▶ [INSTRUCTIONS TO FOLLOW] Write out every entry, unchanged. Skip any picture.
##########
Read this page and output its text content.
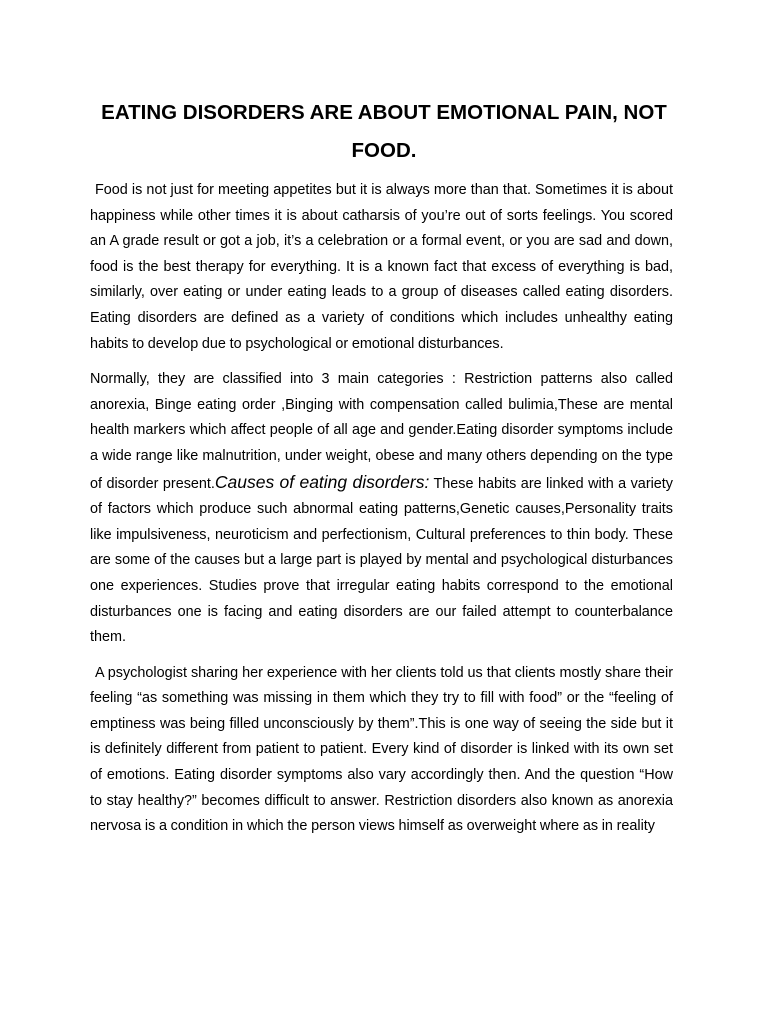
EATING DISORDERS ARE ABOUT EMOTIONAL PAIN, NOT FOOD.

Food is not just for meeting appetites but it is always more than that. Sometimes it is about happiness while other times it is about catharsis of you’re out of sorts feelings. You scored an A grade result or got a job, it’s a celebration or a formal event, or you are sad and down, food is the best therapy for everything. It is a known fact that excess of everything is bad, similarly, over eating or under eating leads to a group of diseases called eating disorders. Eating disorders are defined as a variety of conditions which includes unhealthy eating habits to develop due to psychological or emotional disturbances.

Normally, they are classified into 3 main categories : Restriction patterns also called anorexia, Binge eating order ,Binging with compensation called bulimia,These are mental health markers which affect people of all age and gender.Eating disorder symptoms include a wide range like malnutrition, under weight, obese and many others depending on the type of disorder present.Causes of eating disorders: These habits are linked with a variety of factors which produce such abnormal eating patterns,Genetic causes,Personality traits like impulsiveness, neuroticism and perfectionism, Cultural preferences to thin body. These are some of the causes but a large part is played by mental and psychological disturbances one experiences. Studies prove that irregular eating habits correspond to the emotional disturbances one is facing and eating disorders are our failed attempt to counterbalance them.

A psychologist sharing her experience with her clients told us that clients mostly share their feeling “as something was missing in them which they try to fill with food” or the “feeling of emptiness was being filled unconsciously by them”.This is one way of seeing the side but it is definitely different from patient to patient. Every kind of disorder is linked with its own set of emotions. Eating disorder symptoms also vary accordingly then. And the question “How to stay healthy?” becomes difficult to answer. Restriction disorders also known as anorexia nervosa is a condition in which the person views himself as overweight where as in reality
##########
▶ [RESULT OF THE TASK]
Read this page and output its text content.
EATING DISORDERS ARE ABOUT EMOTIONAL PAIN, NOT FOOD.

Food is not just for meeting appetites but it is always more than that. Sometimes it is about happiness while other times it is about catharsis of you’re out of sorts feelings. You scored an A grade result or got a job, it’s a celebration or a formal event, or you are sad and down, food is the best therapy for everything. It is a known fact that excess of everything is bad, similarly, over eating or under eating leads to a group of diseases called eating disorders. Eating disorders are defined as a variety of conditions which includes unhealthy eating habits to develop due to psychological or emotional disturbances.

Normally, they are classified into 3 main categories : Restriction patterns also called anorexia, Binge eating order ,Binging with compensation called bulimia,These are mental health markers which affect people of all age and gender.Eating disorder symptoms include a wide range like malnutrition, under weight, obese and many others depending on the type of disorder present.Causes of eating disorders: These habits are linked with a variety of factors which produce such abnormal eating patterns,Genetic causes,Personality traits like impulsiveness, neuroticism and perfectionism, Cultural preferences to thin body. These are some of the causes but a large part is played by mental and psychological disturbances one experiences. Studies prove that irregular eating habits correspond to the emotional disturbances one is facing and eating disorders are our failed attempt to counterbalance them.

A psychologist sharing her experience with her clients told us that clients mostly share their feeling “as something was missing in them which they try to fill with food” or the “feeling of emptiness was being filled unconsciously by them”.This is one way of seeing the side but it is definitely different from patient to patient. Every kind of disorder is linked with its own set of emotions. Eating disorder symptoms also vary accordingly then. And the question “How to stay healthy?” becomes difficult to answer. Restriction disorders also known as anorexia nervosa is a condition in which the person views himself as overweight where as in reality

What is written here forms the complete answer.